**Challenge:**
Scan the entries below. List each line with "Range".

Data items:

* START *

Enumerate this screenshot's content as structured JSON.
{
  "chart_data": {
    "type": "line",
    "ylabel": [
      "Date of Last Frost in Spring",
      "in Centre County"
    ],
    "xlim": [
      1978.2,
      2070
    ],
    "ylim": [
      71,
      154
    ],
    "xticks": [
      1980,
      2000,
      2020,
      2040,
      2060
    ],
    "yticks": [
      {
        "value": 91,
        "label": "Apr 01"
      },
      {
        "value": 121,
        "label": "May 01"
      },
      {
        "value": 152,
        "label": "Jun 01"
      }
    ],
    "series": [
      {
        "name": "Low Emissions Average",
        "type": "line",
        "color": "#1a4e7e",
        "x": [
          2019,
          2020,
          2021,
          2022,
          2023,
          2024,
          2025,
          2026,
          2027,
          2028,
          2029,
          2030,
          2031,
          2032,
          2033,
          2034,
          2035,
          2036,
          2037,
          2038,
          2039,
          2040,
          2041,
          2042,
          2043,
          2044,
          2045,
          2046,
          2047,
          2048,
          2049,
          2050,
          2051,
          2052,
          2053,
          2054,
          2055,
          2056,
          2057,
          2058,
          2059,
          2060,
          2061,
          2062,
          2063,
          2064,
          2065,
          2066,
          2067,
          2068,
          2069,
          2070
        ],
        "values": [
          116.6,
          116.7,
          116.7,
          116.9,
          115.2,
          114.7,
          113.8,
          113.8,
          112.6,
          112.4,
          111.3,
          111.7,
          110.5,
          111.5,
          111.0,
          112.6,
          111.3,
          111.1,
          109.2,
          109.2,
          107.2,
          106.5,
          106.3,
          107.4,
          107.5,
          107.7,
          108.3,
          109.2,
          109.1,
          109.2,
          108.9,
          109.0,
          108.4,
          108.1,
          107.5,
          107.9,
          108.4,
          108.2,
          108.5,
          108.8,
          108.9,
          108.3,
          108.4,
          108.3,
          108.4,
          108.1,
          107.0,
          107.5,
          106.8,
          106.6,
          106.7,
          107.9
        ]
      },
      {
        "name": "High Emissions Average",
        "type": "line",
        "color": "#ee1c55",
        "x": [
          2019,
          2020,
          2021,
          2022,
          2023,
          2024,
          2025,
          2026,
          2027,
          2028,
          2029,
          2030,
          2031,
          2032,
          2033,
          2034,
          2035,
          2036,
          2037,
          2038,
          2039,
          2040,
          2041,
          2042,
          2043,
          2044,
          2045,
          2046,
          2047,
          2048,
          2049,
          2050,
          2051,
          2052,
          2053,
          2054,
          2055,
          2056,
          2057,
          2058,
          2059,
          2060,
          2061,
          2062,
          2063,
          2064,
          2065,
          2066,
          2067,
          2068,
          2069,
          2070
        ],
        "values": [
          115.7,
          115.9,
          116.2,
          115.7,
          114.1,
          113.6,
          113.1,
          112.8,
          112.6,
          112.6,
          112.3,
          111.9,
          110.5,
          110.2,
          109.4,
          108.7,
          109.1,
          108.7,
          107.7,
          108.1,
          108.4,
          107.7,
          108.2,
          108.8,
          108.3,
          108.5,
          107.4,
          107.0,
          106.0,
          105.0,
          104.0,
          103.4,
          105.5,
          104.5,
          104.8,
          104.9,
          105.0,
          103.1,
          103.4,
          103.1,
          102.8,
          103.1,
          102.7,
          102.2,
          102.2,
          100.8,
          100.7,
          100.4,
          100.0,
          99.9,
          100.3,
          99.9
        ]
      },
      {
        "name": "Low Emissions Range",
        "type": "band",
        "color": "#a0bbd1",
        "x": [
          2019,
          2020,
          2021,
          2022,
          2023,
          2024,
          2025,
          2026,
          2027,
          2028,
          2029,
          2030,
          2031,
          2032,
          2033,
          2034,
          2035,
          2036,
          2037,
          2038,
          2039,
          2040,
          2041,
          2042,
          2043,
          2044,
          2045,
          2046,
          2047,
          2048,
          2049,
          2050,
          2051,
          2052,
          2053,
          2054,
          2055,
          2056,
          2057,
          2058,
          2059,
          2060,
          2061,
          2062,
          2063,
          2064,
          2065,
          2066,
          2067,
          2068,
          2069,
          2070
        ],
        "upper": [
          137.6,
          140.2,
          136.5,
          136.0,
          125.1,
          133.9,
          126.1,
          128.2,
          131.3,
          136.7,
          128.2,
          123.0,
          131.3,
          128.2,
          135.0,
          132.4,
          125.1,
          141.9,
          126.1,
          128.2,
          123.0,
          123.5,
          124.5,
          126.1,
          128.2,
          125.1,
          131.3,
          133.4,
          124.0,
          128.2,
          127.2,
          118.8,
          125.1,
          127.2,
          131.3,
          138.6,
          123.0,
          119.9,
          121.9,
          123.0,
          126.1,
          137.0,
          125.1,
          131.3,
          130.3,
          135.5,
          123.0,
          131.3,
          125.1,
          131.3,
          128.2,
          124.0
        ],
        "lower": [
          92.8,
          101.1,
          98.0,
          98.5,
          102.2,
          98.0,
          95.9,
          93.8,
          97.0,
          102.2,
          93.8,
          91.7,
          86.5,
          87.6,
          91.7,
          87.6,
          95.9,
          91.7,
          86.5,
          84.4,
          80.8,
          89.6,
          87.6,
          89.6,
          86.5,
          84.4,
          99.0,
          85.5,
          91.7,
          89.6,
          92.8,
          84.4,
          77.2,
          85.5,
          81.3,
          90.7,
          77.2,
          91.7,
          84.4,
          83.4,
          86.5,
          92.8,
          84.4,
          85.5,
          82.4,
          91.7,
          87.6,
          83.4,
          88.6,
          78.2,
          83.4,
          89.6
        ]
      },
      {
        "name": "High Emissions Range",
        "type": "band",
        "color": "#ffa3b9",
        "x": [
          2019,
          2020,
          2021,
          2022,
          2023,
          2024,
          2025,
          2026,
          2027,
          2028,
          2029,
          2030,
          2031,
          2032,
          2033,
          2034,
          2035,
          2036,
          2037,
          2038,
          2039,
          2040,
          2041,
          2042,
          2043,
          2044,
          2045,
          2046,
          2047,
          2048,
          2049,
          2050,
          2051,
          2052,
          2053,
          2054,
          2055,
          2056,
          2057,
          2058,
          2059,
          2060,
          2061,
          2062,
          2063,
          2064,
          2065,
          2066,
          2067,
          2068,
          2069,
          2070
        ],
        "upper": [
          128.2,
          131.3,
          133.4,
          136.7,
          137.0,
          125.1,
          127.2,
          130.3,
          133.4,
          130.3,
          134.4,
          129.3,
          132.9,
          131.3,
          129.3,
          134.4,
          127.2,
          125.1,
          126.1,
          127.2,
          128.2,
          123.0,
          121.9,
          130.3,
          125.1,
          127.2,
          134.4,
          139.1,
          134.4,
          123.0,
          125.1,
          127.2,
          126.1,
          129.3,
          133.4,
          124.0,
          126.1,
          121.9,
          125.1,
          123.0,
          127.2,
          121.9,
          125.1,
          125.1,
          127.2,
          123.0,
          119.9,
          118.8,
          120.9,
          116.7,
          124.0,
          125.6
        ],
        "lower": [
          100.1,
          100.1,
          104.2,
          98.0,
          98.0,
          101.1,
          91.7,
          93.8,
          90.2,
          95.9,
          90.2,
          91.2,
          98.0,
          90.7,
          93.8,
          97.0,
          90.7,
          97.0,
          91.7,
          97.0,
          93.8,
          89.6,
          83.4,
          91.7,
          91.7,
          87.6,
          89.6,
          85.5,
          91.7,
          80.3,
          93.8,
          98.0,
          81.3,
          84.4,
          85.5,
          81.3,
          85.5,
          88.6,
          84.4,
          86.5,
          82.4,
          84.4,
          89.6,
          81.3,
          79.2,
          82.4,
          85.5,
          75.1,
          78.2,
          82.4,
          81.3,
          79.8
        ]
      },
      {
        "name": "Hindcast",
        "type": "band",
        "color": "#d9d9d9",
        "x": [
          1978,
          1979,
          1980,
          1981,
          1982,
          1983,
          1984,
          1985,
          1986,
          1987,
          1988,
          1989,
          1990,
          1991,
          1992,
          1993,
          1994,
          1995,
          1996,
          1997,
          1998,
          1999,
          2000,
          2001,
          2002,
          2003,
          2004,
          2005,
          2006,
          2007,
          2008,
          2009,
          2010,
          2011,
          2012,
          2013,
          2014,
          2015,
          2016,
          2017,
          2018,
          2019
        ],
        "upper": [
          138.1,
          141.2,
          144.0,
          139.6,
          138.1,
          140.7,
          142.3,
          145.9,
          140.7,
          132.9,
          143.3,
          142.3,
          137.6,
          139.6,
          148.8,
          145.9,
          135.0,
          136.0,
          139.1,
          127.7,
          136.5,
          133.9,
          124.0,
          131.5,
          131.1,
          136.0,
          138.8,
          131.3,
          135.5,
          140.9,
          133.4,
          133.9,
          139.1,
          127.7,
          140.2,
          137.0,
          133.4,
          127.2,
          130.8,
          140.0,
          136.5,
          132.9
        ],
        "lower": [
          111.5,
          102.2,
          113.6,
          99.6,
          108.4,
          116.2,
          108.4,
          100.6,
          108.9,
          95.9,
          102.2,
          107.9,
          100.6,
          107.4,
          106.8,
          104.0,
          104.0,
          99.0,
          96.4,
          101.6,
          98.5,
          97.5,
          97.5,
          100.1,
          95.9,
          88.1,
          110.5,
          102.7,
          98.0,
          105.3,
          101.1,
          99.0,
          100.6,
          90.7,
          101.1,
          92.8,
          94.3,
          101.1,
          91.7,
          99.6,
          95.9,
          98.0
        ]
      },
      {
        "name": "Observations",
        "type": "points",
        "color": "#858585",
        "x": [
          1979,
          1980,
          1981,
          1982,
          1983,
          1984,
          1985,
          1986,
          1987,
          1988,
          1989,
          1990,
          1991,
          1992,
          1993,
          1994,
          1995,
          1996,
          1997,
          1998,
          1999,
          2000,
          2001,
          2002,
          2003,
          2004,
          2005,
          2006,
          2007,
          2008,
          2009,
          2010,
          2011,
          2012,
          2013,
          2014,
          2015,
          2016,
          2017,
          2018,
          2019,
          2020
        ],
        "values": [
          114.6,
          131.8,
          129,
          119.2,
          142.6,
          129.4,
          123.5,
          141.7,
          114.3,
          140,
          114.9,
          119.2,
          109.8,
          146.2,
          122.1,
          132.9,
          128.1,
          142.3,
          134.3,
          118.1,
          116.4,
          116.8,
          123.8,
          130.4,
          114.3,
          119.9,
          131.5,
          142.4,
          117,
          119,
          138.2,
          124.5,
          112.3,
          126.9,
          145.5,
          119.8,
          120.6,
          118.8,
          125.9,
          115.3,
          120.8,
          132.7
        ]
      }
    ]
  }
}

* END *

**Result of this exercise:**
        "name": "Low Emissions Range",
        "name": "High Emissions Range",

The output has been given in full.